━━ Dataset records

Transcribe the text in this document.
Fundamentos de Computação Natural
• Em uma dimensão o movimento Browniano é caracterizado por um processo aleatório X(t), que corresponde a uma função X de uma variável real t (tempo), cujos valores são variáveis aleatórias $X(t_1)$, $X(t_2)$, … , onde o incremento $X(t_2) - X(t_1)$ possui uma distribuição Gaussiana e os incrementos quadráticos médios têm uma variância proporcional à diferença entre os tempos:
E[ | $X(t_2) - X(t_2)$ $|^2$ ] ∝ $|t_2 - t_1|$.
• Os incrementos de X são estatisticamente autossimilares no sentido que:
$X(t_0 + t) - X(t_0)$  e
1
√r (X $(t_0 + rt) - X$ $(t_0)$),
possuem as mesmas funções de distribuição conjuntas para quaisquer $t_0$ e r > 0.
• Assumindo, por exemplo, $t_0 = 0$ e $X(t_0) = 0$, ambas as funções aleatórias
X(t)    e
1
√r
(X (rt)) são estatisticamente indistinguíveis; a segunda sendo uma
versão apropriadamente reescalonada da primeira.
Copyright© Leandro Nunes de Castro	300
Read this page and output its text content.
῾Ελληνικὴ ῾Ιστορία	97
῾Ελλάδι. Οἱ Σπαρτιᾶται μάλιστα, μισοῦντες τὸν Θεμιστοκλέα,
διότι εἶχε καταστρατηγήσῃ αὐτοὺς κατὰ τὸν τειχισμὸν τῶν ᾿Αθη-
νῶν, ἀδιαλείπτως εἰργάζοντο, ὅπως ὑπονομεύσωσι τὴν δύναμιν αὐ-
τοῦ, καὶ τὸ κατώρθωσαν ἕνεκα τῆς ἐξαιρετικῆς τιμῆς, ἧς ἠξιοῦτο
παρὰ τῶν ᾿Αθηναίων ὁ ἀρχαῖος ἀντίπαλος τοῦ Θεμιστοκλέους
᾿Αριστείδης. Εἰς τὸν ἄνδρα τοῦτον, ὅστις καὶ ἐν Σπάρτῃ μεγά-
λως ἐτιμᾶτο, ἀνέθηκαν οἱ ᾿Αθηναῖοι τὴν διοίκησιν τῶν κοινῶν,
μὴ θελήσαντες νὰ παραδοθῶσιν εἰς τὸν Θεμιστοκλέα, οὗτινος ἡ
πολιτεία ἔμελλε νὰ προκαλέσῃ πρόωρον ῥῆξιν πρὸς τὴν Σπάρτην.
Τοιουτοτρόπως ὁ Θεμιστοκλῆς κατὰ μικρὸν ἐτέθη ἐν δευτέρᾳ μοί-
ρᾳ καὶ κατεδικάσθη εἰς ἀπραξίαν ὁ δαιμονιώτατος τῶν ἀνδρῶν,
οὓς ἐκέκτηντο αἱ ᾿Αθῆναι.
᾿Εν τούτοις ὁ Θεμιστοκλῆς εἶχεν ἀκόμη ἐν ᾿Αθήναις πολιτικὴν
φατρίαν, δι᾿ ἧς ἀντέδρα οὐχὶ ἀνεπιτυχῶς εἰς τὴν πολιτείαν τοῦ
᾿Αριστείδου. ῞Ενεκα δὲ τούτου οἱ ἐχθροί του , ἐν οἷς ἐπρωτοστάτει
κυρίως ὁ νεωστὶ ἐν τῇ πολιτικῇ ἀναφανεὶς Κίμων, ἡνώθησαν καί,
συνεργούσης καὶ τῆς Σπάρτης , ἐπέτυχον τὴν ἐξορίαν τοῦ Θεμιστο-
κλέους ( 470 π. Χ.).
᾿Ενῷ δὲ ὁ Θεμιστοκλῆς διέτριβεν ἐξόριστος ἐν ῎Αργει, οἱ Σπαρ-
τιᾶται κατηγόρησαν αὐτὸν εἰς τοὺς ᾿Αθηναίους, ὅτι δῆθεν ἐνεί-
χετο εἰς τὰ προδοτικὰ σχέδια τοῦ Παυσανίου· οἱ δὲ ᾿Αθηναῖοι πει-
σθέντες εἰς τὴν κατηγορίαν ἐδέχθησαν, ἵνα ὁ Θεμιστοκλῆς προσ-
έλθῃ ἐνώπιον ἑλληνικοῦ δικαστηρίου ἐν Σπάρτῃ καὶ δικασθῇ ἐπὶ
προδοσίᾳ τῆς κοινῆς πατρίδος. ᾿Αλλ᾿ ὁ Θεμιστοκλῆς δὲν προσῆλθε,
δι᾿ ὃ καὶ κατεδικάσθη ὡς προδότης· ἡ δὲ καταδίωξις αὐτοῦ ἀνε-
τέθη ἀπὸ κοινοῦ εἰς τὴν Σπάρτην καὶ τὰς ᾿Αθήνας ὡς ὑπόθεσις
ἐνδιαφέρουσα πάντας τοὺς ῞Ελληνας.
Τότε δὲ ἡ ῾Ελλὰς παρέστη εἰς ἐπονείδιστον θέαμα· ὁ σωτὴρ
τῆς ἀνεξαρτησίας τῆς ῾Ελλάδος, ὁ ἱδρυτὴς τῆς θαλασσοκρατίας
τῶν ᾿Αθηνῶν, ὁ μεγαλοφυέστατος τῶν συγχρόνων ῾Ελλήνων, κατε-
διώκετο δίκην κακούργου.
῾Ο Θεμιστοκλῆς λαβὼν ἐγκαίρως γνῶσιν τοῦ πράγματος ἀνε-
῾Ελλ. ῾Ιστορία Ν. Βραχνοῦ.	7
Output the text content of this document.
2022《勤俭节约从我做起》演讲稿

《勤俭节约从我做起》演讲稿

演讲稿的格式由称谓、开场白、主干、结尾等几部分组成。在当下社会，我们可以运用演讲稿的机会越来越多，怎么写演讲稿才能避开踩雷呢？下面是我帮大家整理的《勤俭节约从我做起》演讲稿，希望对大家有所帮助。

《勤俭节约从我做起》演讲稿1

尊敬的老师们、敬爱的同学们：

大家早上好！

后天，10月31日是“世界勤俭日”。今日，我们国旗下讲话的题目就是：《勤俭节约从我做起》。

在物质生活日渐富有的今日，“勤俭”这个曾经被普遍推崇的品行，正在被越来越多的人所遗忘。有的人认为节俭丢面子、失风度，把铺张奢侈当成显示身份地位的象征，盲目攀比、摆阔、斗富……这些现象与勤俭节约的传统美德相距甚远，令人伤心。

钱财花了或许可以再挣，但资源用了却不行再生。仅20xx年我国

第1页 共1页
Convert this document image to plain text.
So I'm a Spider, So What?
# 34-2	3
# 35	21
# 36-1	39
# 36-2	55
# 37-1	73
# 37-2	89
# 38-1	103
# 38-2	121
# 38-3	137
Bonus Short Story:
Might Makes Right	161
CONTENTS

━━━━

Stated exercise: Using the exact wording, write out all of the records.

Problem solution:
Transcribe the text in this document.
Fundamentos de Computação Natural
• Em uma dimensão o movimento Browniano é caracterizado por um processo aleatório X(t), que corresponde a uma função X de uma variável real t (tempo), cujos valores são variáveis aleatórias $X(t_1)$, $X(t_2)$, … , onde o incremento $X(t_2) - X(t_1)$ possui uma distribuição Gaussiana e os incrementos quadráticos médios têm uma variância proporcional à diferença entre os tempos:
E[ | $X(t_2) - X(t_2)$ $|^2$ ] ∝ $|t_2 - t_1|$.
• Os incrementos de X são estatisticamente autossimilares no sentido que:
$X(t_0 + t) - X(t_0)$  e
1
√r (X $(t_0 + rt) - X$ $(t_0)$),
possuem as mesmas funções de distribuição conjuntas para quaisquer $t_0$ e r > 0.
• Assumindo, por exemplo, $t_0 = 0$ e $X(t_0) = 0$, ambas as funções aleatórias
X(t)    e
1
√r
(X (rt)) são estatisticamente indistinguíveis; a segunda sendo uma
versão apropriadamente reescalonada da primeira.
Copyright© Leandro Nunes de Castro	300
Read this page and output its text content.
῾Ελληνικὴ ῾Ιστορία	97
῾Ελλάδι. Οἱ Σπαρτιᾶται μάλιστα, μισοῦντες τὸν Θεμιστοκλέα,
διότι εἶχε καταστρατηγήσῃ αὐτοὺς κατὰ τὸν τειχισμὸν τῶν ᾿Αθη-
νῶν, ἀδιαλείπτως εἰργάζοντο, ὅπως ὑπονομεύσωσι τὴν δύναμιν αὐ-
τοῦ, καὶ τὸ κατώρθωσαν ἕνεκα τῆς ἐξαιρετικῆς τιμῆς, ἧς ἠξιοῦτο
παρὰ τῶν ᾿Αθηναίων ὁ ἀρχαῖος ἀντίπαλος τοῦ Θεμιστοκλέους
᾿Αριστείδης. Εἰς τὸν ἄνδρα τοῦτον, ὅστις καὶ ἐν Σπάρτῃ μεγά-
λως ἐτιμᾶτο, ἀνέθηκαν οἱ ᾿Αθηναῖοι τὴν διοίκησιν τῶν κοινῶν,
μὴ θελήσαντες νὰ παραδοθῶσιν εἰς τὸν Θεμιστοκλέα, οὗτινος ἡ
πολιτεία ἔμελλε νὰ προκαλέσῃ πρόωρον ῥῆξιν πρὸς τὴν Σπάρτην.
Τοιουτοτρόπως ὁ Θεμιστοκλῆς κατὰ μικρὸν ἐτέθη ἐν δευτέρᾳ μοί-
ρᾳ καὶ κατεδικάσθη εἰς ἀπραξίαν ὁ δαιμονιώτατος τῶν ἀνδρῶν,
οὓς ἐκέκτηντο αἱ ᾿Αθῆναι.
᾿Εν τούτοις ὁ Θεμιστοκλῆς εἶχεν ἀκόμη ἐν ᾿Αθήναις πολιτικὴν
φατρίαν, δι᾿ ἧς ἀντέδρα οὐχὶ ἀνεπιτυχῶς εἰς τὴν πολιτείαν τοῦ
᾿Αριστείδου. ῞Ενεκα δὲ τούτου οἱ ἐχθροί του , ἐν οἷς ἐπρωτοστάτει
κυρίως ὁ νεωστὶ ἐν τῇ πολιτικῇ ἀναφανεὶς Κίμων, ἡνώθησαν καί,
συνεργούσης καὶ τῆς Σπάρτης , ἐπέτυχον τὴν ἐξορίαν τοῦ Θεμιστο-
κλέους ( 470 π. Χ.).
᾿Ενῷ δὲ ὁ Θεμιστοκλῆς διέτριβεν ἐξόριστος ἐν ῎Αργει, οἱ Σπαρ-
τιᾶται κατηγόρησαν αὐτὸν εἰς τοὺς ᾿Αθηναίους, ὅτι δῆθεν ἐνεί-
χετο εἰς τὰ προδοτικὰ σχέδια τοῦ Παυσανίου· οἱ δὲ ᾿Αθηναῖοι πει-
σθέντες εἰς τὴν κατηγορίαν ἐδέχθησαν, ἵνα ὁ Θεμιστοκλῆς προσ-
έλθῃ ἐνώπιον ἑλληνικοῦ δικαστηρίου ἐν Σπάρτῃ καὶ δικασθῇ ἐπὶ
προδοσίᾳ τῆς κοινῆς πατρίδος. ᾿Αλλ᾿ ὁ Θεμιστοκλῆς δὲν προσῆλθε,
δι᾿ ὃ καὶ κατεδικάσθη ὡς προδότης· ἡ δὲ καταδίωξις αὐτοῦ ἀνε-
τέθη ἀπὸ κοινοῦ εἰς τὴν Σπάρτην καὶ τὰς ᾿Αθήνας ὡς ὑπόθεσις
ἐνδιαφέρουσα πάντας τοὺς ῞Ελληνας.
Τότε δὲ ἡ ῾Ελλὰς παρέστη εἰς ἐπονείδιστον θέαμα· ὁ σωτὴρ
τῆς ἀνεξαρτησίας τῆς ῾Ελλάδος, ὁ ἱδρυτὴς τῆς θαλασσοκρατίας
τῶν ᾿Αθηνῶν, ὁ μεγαλοφυέστατος τῶν συγχρόνων ῾Ελλήνων, κατε-
διώκετο δίκην κακούργου.
῾Ο Θεμιστοκλῆς λαβὼν ἐγκαίρως γνῶσιν τοῦ πράγματος ἀνε-
῾Ελλ. ῾Ιστορία Ν. Βραχνοῦ.	7
Output the text content of this document.
2022《勤俭节约从我做起》演讲稿

《勤俭节约从我做起》演讲稿

演讲稿的格式由称谓、开场白、主干、结尾等几部分组成。在当下社会，我们可以运用演讲稿的机会越来越多，怎么写演讲稿才能避开踩雷呢？下面是我帮大家整理的《勤俭节约从我做起》演讲稿，希望对大家有所帮助。

《勤俭节约从我做起》演讲稿1

尊敬的老师们、敬爱的同学们：

大家早上好！

后天，10月31日是“世界勤俭日”。今日，我们国旗下讲话的题目就是：《勤俭节约从我做起》。

在物质生活日渐富有的今日，“勤俭”这个曾经被普遍推崇的品行，正在被越来越多的人所遗忘。有的人认为节俭丢面子、失风度，把铺张奢侈当成显示身份地位的象征，盲目攀比、摆阔、斗富……这些现象与勤俭节约的传统美德相距甚远，令人伤心。

钱财花了或许可以再挣，但资源用了却不行再生。仅20xx年我国

第1页 共1页
Convert this document image to plain text.
So I'm a Spider, So What?
# 34-2	3
# 35	21
# 36-1	39
# 36-2	55
# 37-1	73
# 37-2	89
# 38-1	103
# 38-2	121
# 38-3	137
Bonus Short Story:
Might Makes Right	161
CONTENTS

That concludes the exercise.